PROBLEM DETAILS: Omit the pictures, then write out every entry exactly as it reads.
== INFORMATION PROVIDED
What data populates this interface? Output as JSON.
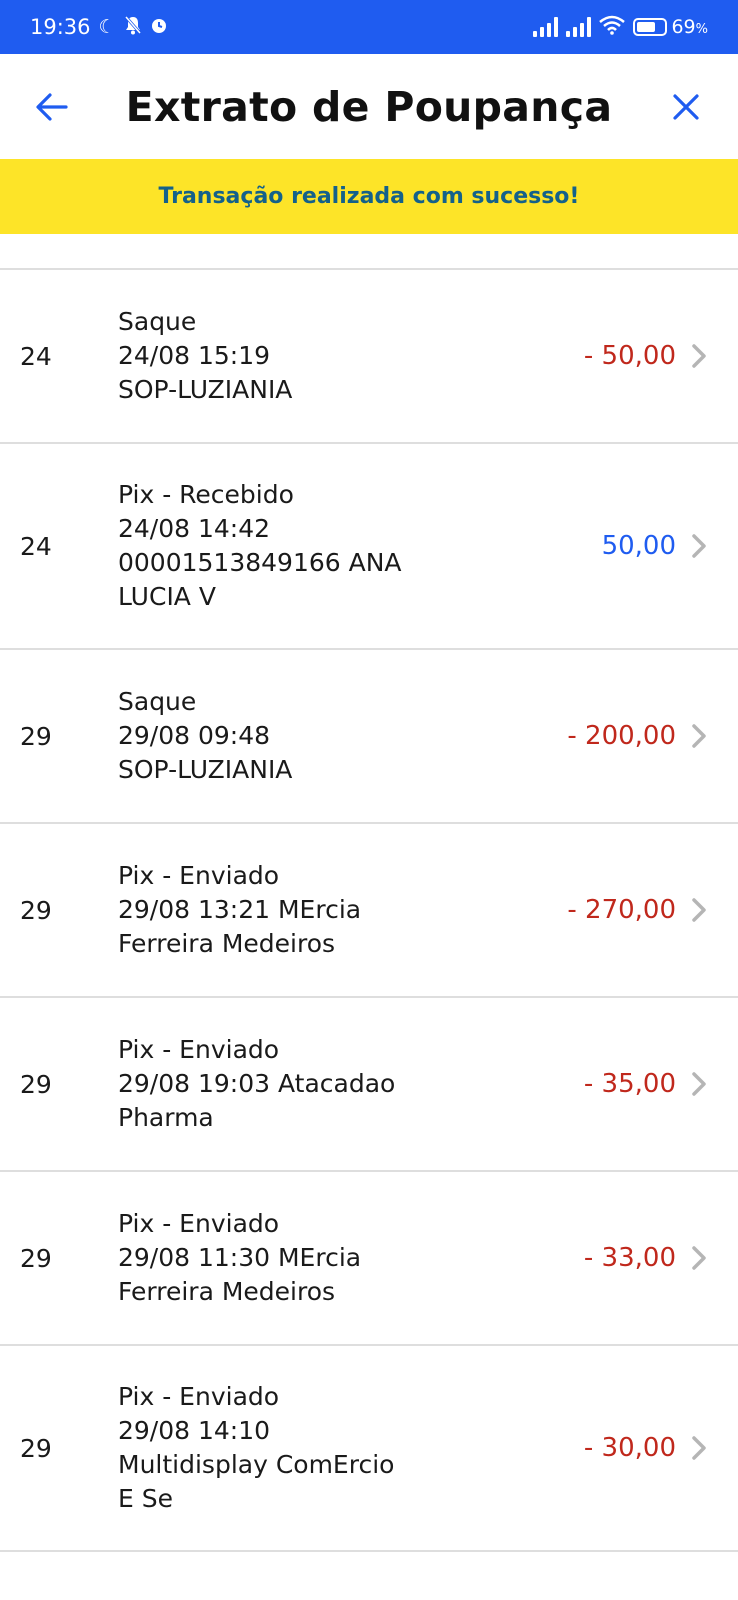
{
  "status_bar": {
    "time": "19:36",
    "battery": "69",
    "battery_unit": "%"
  },
  "header": {
    "title": "Extrato de Poupança"
  },
  "banner": {
    "message": "Transação realizada com sucesso!"
  },
  "colors": {
    "accent": "#1f5cf0",
    "banner_bg": "#fde428",
    "banner_text": "#14618a",
    "negative": "#c0281c",
    "positive": "#1f5cf0"
  },
  "transactions": [
    {
      "day": "24",
      "lines": [
        "Saque",
        "24/08 15:19",
        "SOP-LUZIANIA"
      ],
      "amount": "- 50,00",
      "type": "debit"
    },
    {
      "day": "24",
      "lines": [
        "Pix - Recebido",
        "24/08 14:42",
        "00001513849166 ANA",
        "LUCIA V"
      ],
      "amount": "50,00",
      "type": "credit"
    },
    {
      "day": "29",
      "lines": [
        "Saque",
        "29/08 09:48",
        "SOP-LUZIANIA"
      ],
      "amount": "- 200,00",
      "type": "debit"
    },
    {
      "day": "29",
      "lines": [
        "Pix - Enviado",
        "29/08 13:21 MErcia",
        "Ferreira Medeiros"
      ],
      "amount": "- 270,00",
      "type": "debit"
    },
    {
      "day": "29",
      "lines": [
        "Pix - Enviado",
        "29/08 19:03 Atacadao",
        "Pharma"
      ],
      "amount": "- 35,00",
      "type": "debit"
    },
    {
      "day": "29",
      "lines": [
        "Pix - Enviado",
        "29/08 11:30 MErcia",
        "Ferreira Medeiros"
      ],
      "amount": "- 33,00",
      "type": "debit"
    },
    {
      "day": "29",
      "lines": [
        "Pix - Enviado",
        "29/08 14:10",
        "Multidisplay ComErcio",
        "E Se"
      ],
      "amount": "- 30,00",
      "type": "debit"
    }
  ]
}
====
EXERCISE RESULT:
What data populates this interface? Output as JSON.
{
  "status_bar": {
    "time": "19:36",
    "battery": "69",
    "battery_unit": "%"
  },
  "header": {
    "title": "Extrato de Poupança"
  },
  "banner": {
    "message": "Transação realizada com sucesso!"
  },
  "colors": {
    "accent": "#1f5cf0",
    "banner_bg": "#fde428",
    "banner_text": "#14618a",
    "negative": "#c0281c",
    "positive": "#1f5cf0"
  },
  "transactions": [
    {
      "day": "24",
      "lines": [
        "Saque",
        "24/08 15:19",
        "SOP-LUZIANIA"
      ],
      "amount": "- 50,00",
      "type": "debit"
    },
    {
      "day": "24",
      "lines": [
        "Pix - Recebido",
        "24/08 14:42",
        "00001513849166 ANA",
        "LUCIA V"
      ],
      "amount": "50,00",
      "type": "credit"
    },
    {
      "day": "29",
      "lines": [
        "Saque",
        "29/08 09:48",
        "SOP-LUZIANIA"
      ],
      "amount": "- 200,00",
      "type": "debit"
    },
    {
      "day": "29",
      "lines": [
        "Pix - Enviado",
        "29/08 13:21 MErcia",
        "Ferreira Medeiros"
      ],
      "amount": "- 270,00",
      "type": "debit"
    },
    {
      "day": "29",
      "lines": [
        "Pix - Enviado",
        "29/08 19:03 Atacadao",
        "Pharma"
      ],
      "amount": "- 35,00",
      "type": "debit"
    },
    {
      "day": "29",
      "lines": [
        "Pix - Enviado",
        "29/08 11:30 MErcia",
        "Ferreira Medeiros"
      ],
      "amount": "- 33,00",
      "type": "debit"
    },
    {
      "day": "29",
      "lines": [
        "Pix - Enviado",
        "29/08 14:10",
        "Multidisplay ComErcio",
        "E Se"
      ],
      "amount": "- 30,00",
      "type": "debit"
    }
  ]
}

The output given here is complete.